Layout element entries:
▬▬▬▬▬▬
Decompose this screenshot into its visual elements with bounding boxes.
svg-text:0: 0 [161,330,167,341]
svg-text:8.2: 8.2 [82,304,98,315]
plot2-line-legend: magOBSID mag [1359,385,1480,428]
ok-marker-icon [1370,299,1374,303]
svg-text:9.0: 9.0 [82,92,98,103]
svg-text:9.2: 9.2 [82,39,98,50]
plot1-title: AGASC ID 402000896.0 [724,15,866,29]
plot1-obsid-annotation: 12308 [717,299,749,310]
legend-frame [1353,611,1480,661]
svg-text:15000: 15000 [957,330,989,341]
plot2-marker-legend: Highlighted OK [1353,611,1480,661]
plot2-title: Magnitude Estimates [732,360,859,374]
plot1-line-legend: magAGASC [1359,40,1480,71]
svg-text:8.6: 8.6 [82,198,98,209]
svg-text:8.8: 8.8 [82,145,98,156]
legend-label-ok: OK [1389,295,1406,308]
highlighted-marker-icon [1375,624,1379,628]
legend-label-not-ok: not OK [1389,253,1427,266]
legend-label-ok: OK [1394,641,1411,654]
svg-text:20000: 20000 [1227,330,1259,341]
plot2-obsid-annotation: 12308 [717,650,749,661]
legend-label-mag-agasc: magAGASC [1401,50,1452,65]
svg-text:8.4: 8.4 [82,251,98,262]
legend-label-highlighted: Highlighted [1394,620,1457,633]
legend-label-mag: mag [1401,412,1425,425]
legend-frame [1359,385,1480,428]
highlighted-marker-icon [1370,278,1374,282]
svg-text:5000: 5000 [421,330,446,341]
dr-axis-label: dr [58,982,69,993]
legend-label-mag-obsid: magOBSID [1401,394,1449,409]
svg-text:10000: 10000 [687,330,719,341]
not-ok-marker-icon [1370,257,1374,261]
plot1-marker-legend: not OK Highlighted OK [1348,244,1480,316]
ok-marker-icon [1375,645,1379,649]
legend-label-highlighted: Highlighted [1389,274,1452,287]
▬▬▬▬▬▬
# WHAT THE TASK REQUIRES:
Retype each item above exactly, line for line.

# COMPLETED EXERCISE:
Decompose this screenshot into its visual elements with bounding boxes.
svg-text:0: 0 [161,330,167,341]
svg-text:8.2: 8.2 [82,304,98,315]
plot2-line-legend: magOBSID mag [1359,385,1480,428]
ok-marker-icon [1370,299,1374,303]
svg-text:9.0: 9.0 [82,92,98,103]
svg-text:9.2: 9.2 [82,39,98,50]
plot1-title: AGASC ID 402000896.0 [724,15,866,29]
plot1-obsid-annotation: 12308 [717,299,749,310]
legend-frame [1353,611,1480,661]
svg-text:15000: 15000 [957,330,989,341]
plot2-marker-legend: Highlighted OK [1353,611,1480,661]
plot2-title: Magnitude Estimates [732,360,859,374]
plot1-line-legend: magAGASC [1359,40,1480,71]
svg-text:8.6: 8.6 [82,198,98,209]
svg-text:8.8: 8.8 [82,145,98,156]
legend-label-ok: OK [1389,295,1406,308]
highlighted-marker-icon [1375,624,1379,628]
legend-label-not-ok: not OK [1389,253,1427,266]
legend-label-ok: OK [1394,641,1411,654]
svg-text:20000: 20000 [1227,330,1259,341]
plot2-obsid-annotation: 12308 [717,650,749,661]
legend-label-mag-agasc: magAGASC [1401,50,1452,65]
svg-text:8.4: 8.4 [82,251,98,262]
legend-label-highlighted: Highlighted [1394,620,1457,633]
legend-label-mag: mag [1401,412,1425,425]
legend-frame [1359,385,1480,428]
highlighted-marker-icon [1370,278,1374,282]
svg-text:5000: 5000 [421,330,446,341]
dr-axis-label: dr [58,982,69,993]
legend-label-mag-obsid: magOBSID [1401,394,1449,409]
svg-text:10000: 10000 [687,330,719,341]
not-ok-marker-icon [1370,257,1374,261]
plot1-marker-legend: not OK Highlighted OK [1348,244,1480,316]
ok-marker-icon [1375,645,1379,649]
legend-label-highlighted: Highlighted [1389,274,1452,287]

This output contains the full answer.